[Start]

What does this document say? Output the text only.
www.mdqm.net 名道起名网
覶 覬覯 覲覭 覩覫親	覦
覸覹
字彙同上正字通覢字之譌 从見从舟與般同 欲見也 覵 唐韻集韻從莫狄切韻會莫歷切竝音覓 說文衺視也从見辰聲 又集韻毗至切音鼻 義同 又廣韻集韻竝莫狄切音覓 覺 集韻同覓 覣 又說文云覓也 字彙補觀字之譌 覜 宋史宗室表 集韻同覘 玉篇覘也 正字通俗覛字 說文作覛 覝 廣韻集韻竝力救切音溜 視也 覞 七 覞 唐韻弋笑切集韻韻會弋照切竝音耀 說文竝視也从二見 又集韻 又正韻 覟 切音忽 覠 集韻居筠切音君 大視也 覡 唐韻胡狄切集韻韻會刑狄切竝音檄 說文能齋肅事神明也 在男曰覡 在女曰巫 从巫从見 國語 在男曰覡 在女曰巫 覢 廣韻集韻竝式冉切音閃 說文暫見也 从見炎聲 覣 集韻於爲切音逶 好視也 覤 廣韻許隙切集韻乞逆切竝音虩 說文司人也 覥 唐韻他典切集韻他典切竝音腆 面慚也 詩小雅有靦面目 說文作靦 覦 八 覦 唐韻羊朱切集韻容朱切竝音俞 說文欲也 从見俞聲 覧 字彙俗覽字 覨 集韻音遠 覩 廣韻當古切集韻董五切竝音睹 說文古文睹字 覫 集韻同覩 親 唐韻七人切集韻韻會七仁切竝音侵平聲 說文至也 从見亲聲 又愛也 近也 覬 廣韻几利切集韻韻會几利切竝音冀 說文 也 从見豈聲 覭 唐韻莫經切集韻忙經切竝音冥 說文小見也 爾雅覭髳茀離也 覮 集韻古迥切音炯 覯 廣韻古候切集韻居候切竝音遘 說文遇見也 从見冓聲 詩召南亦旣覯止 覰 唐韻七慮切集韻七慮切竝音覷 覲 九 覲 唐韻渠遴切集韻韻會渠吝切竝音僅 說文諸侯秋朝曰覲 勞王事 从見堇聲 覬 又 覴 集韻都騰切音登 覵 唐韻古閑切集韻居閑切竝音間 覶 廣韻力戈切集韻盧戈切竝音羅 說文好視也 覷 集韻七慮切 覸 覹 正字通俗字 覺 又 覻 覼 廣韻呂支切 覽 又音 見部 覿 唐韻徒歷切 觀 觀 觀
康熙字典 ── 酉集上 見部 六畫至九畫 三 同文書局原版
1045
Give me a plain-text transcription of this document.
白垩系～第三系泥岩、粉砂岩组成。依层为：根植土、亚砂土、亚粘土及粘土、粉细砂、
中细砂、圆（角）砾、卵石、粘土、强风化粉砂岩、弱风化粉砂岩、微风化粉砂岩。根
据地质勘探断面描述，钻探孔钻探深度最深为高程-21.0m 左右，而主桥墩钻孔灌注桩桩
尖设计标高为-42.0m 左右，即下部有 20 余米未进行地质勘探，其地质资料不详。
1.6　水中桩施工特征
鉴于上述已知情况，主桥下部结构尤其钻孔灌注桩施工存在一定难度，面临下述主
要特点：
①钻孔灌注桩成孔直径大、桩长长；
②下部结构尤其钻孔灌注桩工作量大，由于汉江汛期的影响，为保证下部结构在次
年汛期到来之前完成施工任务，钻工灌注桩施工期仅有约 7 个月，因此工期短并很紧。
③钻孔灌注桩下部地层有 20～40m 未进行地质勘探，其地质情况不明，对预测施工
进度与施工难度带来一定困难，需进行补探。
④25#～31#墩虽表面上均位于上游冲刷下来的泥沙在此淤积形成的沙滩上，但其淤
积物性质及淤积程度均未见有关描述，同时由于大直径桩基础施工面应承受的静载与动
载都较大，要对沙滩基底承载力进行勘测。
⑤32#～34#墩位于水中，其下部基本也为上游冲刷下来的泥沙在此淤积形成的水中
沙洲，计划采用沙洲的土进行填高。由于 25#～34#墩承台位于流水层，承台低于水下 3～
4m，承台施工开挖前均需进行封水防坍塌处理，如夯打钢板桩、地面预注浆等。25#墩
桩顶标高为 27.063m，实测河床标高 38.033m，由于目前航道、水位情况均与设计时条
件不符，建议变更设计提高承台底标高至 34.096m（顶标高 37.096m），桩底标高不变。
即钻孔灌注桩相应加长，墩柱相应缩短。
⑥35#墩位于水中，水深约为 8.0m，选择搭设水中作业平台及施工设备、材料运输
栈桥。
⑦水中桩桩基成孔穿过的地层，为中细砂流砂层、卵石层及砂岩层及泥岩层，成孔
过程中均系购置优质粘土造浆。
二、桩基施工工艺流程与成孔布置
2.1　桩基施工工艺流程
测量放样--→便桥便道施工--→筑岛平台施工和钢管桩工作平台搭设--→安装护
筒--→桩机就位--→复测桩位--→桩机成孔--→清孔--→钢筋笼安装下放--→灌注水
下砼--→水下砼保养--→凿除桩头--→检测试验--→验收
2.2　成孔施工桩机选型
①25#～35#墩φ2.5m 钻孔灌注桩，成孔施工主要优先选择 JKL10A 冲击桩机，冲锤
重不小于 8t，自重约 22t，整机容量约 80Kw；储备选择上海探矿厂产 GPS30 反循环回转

[End]

WHAT IS REQUIRED >> Write out all records exactly, keeping every detail.

WRITTEN ANSWER >>
What does this document say? Output the text only.
www.mdqm.net 名道起名网
覶 覬覯 覲覭 覩覫親	覦
覸覹
字彙同上正字通覢字之譌 从見从舟與般同 欲見也 覵 唐韻集韻從莫狄切韻會莫歷切竝音覓 說文衺視也从見辰聲 又集韻毗至切音鼻 義同 又廣韻集韻竝莫狄切音覓 覺 集韻同覓 覣 又說文云覓也 字彙補觀字之譌 覜 宋史宗室表 集韻同覘 玉篇覘也 正字通俗覛字 說文作覛 覝 廣韻集韻竝力救切音溜 視也 覞 七 覞 唐韻弋笑切集韻韻會弋照切竝音耀 說文竝視也从二見 又集韻 又正韻 覟 切音忽 覠 集韻居筠切音君 大視也 覡 唐韻胡狄切集韻韻會刑狄切竝音檄 說文能齋肅事神明也 在男曰覡 在女曰巫 从巫从見 國語 在男曰覡 在女曰巫 覢 廣韻集韻竝式冉切音閃 說文暫見也 从見炎聲 覣 集韻於爲切音逶 好視也 覤 廣韻許隙切集韻乞逆切竝音虩 說文司人也 覥 唐韻他典切集韻他典切竝音腆 面慚也 詩小雅有靦面目 說文作靦 覦 八 覦 唐韻羊朱切集韻容朱切竝音俞 說文欲也 从見俞聲 覧 字彙俗覽字 覨 集韻音遠 覩 廣韻當古切集韻董五切竝音睹 說文古文睹字 覫 集韻同覩 親 唐韻七人切集韻韻會七仁切竝音侵平聲 說文至也 从見亲聲 又愛也 近也 覬 廣韻几利切集韻韻會几利切竝音冀 說文 也 从見豈聲 覭 唐韻莫經切集韻忙經切竝音冥 說文小見也 爾雅覭髳茀離也 覮 集韻古迥切音炯 覯 廣韻古候切集韻居候切竝音遘 說文遇見也 从見冓聲 詩召南亦旣覯止 覰 唐韻七慮切集韻七慮切竝音覷 覲 九 覲 唐韻渠遴切集韻韻會渠吝切竝音僅 說文諸侯秋朝曰覲 勞王事 从見堇聲 覬 又 覴 集韻都騰切音登 覵 唐韻古閑切集韻居閑切竝音間 覶 廣韻力戈切集韻盧戈切竝音羅 說文好視也 覷 集韻七慮切 覸 覹 正字通俗字 覺 又 覻 覼 廣韻呂支切 覽 又音 見部 覿 唐韻徒歷切 觀 觀 觀
康熙字典 ── 酉集上 見部 六畫至九畫 三 同文書局原版
1045
Give me a plain-text transcription of this document.
白垩系～第三系泥岩、粉砂岩组成。依层为：根植土、亚砂土、亚粘土及粘土、粉细砂、
中细砂、圆（角）砾、卵石、粘土、强风化粉砂岩、弱风化粉砂岩、微风化粉砂岩。根
据地质勘探断面描述，钻探孔钻探深度最深为高程-21.0m 左右，而主桥墩钻孔灌注桩桩
尖设计标高为-42.0m 左右，即下部有 20 余米未进行地质勘探，其地质资料不详。
1.6　水中桩施工特征
鉴于上述已知情况，主桥下部结构尤其钻孔灌注桩施工存在一定难度，面临下述主
要特点：
①钻孔灌注桩成孔直径大、桩长长；
②下部结构尤其钻孔灌注桩工作量大，由于汉江汛期的影响，为保证下部结构在次
年汛期到来之前完成施工任务，钻工灌注桩施工期仅有约 7 个月，因此工期短并很紧。
③钻孔灌注桩下部地层有 20～40m 未进行地质勘探，其地质情况不明，对预测施工
进度与施工难度带来一定困难，需进行补探。
④25#～31#墩虽表面上均位于上游冲刷下来的泥沙在此淤积形成的沙滩上，但其淤
积物性质及淤积程度均未见有关描述，同时由于大直径桩基础施工面应承受的静载与动
载都较大，要对沙滩基底承载力进行勘测。
⑤32#～34#墩位于水中，其下部基本也为上游冲刷下来的泥沙在此淤积形成的水中
沙洲，计划采用沙洲的土进行填高。由于 25#～34#墩承台位于流水层，承台低于水下 3～
4m，承台施工开挖前均需进行封水防坍塌处理，如夯打钢板桩、地面预注浆等。25#墩
桩顶标高为 27.063m，实测河床标高 38.033m，由于目前航道、水位情况均与设计时条
件不符，建议变更设计提高承台底标高至 34.096m（顶标高 37.096m），桩底标高不变。
即钻孔灌注桩相应加长，墩柱相应缩短。
⑥35#墩位于水中，水深约为 8.0m，选择搭设水中作业平台及施工设备、材料运输
栈桥。
⑦水中桩桩基成孔穿过的地层，为中细砂流砂层、卵石层及砂岩层及泥岩层，成孔
过程中均系购置优质粘土造浆。
二、桩基施工工艺流程与成孔布置
2.1　桩基施工工艺流程
测量放样--→便桥便道施工--→筑岛平台施工和钢管桩工作平台搭设--→安装护
筒--→桩机就位--→复测桩位--→桩机成孔--→清孔--→钢筋笼安装下放--→灌注水
下砼--→水下砼保养--→凿除桩头--→检测试验--→验收
2.2　成孔施工桩机选型
①25#～35#墩φ2.5m 钻孔灌注桩，成孔施工主要优先选择 JKL10A 冲击桩机，冲锤
重不小于 8t，自重约 22t，整机容量约 80Kw；储备选择上海探矿厂产 GPS30 反循环回转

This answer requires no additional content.